Task: Gather the lines below that include the string "following", copying each in full.

Given data:
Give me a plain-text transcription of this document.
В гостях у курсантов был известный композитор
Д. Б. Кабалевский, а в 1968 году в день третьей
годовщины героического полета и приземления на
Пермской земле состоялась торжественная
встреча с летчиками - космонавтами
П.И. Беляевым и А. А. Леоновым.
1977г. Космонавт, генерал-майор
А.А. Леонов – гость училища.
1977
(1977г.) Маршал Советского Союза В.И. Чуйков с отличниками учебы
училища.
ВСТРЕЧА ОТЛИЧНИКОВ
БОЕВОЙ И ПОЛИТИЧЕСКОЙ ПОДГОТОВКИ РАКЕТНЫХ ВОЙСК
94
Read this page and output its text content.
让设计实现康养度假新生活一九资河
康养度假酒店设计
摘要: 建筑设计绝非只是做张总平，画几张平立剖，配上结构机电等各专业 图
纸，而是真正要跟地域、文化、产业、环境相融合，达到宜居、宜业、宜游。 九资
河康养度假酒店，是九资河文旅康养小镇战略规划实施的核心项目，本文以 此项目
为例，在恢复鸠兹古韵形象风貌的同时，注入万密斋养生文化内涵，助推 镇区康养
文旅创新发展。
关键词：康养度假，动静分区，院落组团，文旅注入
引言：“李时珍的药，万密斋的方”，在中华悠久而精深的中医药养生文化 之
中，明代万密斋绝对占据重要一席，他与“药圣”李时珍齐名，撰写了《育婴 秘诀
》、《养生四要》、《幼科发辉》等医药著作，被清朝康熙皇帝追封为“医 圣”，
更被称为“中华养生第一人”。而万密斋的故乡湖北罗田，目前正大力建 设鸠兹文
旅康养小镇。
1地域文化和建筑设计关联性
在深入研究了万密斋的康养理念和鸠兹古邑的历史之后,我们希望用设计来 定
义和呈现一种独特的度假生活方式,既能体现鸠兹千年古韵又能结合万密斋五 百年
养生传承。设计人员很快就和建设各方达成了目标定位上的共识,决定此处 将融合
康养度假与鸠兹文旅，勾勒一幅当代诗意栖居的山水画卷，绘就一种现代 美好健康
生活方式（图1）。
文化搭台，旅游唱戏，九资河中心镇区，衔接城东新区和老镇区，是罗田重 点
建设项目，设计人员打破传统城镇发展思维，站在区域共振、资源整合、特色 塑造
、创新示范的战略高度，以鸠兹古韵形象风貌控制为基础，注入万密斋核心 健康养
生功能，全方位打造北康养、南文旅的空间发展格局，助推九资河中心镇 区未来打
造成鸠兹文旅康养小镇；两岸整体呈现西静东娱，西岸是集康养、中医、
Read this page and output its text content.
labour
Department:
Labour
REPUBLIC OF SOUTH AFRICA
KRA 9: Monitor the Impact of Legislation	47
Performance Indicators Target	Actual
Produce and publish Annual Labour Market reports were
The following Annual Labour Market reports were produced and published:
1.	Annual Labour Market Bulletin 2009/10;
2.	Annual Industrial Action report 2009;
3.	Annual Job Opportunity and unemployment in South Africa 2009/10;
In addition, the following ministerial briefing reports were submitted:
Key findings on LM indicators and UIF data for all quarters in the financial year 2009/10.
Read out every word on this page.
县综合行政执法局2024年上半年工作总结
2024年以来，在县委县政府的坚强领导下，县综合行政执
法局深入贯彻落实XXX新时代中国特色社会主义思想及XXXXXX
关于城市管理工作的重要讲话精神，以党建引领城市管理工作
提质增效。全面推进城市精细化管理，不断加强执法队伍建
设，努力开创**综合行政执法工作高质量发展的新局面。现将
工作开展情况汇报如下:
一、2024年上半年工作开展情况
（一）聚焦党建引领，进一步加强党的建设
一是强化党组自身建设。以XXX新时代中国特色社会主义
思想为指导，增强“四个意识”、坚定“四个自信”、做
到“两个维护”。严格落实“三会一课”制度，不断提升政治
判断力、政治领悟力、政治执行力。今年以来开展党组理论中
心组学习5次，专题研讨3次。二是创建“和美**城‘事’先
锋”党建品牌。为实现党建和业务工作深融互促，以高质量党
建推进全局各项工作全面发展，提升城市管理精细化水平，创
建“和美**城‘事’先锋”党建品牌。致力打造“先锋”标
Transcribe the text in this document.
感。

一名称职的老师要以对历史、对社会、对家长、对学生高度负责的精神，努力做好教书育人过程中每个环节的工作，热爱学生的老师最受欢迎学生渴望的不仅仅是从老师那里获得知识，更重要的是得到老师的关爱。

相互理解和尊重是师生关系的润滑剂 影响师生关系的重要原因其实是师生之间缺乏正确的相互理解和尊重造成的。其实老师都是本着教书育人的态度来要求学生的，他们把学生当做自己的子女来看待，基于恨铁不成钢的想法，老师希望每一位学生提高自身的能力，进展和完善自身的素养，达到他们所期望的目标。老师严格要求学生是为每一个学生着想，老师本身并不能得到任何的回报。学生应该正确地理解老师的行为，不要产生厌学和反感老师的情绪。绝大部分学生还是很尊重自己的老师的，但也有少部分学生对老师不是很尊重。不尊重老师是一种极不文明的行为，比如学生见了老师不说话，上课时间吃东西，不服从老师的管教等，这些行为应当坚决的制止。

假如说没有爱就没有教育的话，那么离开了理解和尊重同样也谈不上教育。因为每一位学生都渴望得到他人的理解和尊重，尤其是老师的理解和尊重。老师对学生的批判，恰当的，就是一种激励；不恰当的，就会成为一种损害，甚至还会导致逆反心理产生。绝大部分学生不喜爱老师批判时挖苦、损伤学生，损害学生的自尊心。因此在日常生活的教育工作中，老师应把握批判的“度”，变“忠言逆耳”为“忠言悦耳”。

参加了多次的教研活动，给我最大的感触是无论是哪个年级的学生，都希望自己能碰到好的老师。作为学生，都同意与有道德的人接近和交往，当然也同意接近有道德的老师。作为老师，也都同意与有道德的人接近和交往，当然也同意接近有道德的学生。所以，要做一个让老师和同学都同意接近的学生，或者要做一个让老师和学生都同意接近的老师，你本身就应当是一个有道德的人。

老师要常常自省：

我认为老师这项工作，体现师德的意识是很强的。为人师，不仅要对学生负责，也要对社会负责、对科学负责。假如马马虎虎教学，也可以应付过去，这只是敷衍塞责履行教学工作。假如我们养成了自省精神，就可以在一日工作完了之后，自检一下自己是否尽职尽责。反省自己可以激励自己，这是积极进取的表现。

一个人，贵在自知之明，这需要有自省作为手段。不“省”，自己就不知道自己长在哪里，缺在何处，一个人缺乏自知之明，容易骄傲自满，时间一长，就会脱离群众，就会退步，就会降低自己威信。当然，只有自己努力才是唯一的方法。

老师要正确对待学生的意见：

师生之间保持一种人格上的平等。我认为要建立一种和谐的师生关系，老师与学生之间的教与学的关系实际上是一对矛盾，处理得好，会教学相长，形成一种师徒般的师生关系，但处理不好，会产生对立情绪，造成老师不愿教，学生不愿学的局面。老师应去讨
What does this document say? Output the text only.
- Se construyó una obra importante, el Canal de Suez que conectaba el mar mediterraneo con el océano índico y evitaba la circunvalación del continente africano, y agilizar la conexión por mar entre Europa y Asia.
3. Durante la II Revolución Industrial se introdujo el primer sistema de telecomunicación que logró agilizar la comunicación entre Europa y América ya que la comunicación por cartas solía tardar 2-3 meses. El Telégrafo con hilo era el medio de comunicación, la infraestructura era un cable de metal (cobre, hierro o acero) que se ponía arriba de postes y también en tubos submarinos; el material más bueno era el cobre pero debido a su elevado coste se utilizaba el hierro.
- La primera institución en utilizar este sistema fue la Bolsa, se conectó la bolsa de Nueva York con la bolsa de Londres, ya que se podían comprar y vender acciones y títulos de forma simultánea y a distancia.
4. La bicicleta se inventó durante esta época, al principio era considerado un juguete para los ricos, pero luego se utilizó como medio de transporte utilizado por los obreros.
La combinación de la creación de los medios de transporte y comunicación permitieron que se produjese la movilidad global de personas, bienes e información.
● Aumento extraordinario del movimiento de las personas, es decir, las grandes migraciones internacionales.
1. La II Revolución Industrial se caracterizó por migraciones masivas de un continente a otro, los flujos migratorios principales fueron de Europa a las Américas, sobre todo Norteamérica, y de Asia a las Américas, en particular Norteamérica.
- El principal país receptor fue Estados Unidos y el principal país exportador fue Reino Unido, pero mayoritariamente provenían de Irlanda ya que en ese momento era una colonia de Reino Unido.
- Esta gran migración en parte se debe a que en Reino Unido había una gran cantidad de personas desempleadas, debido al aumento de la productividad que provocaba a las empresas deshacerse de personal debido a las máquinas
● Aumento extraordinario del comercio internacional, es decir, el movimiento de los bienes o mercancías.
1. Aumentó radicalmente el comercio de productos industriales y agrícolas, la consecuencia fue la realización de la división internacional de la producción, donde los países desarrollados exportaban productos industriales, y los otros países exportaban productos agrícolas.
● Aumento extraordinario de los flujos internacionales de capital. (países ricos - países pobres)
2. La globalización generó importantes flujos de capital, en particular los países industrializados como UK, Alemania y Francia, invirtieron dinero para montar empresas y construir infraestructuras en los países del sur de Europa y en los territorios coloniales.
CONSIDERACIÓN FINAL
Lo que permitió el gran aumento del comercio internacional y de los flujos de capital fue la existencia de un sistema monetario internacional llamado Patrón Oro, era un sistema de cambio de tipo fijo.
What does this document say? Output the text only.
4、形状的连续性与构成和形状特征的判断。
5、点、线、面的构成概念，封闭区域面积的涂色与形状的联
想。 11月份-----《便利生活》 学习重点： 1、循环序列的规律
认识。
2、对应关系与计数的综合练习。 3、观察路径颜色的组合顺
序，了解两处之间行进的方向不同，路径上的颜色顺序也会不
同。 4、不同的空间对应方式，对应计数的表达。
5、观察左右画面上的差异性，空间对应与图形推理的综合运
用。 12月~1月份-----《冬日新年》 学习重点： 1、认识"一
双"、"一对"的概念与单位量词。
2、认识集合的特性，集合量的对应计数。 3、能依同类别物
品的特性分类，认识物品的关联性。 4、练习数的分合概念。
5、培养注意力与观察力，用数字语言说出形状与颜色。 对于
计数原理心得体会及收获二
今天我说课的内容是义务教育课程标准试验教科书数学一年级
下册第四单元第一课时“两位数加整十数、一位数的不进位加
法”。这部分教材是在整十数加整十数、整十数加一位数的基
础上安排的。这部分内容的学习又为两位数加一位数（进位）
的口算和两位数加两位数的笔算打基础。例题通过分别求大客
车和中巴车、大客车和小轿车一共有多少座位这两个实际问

Exercise result:
The following Annual Labour Market reports were produced and published:
In addition, the following ministerial briefing reports were submitted:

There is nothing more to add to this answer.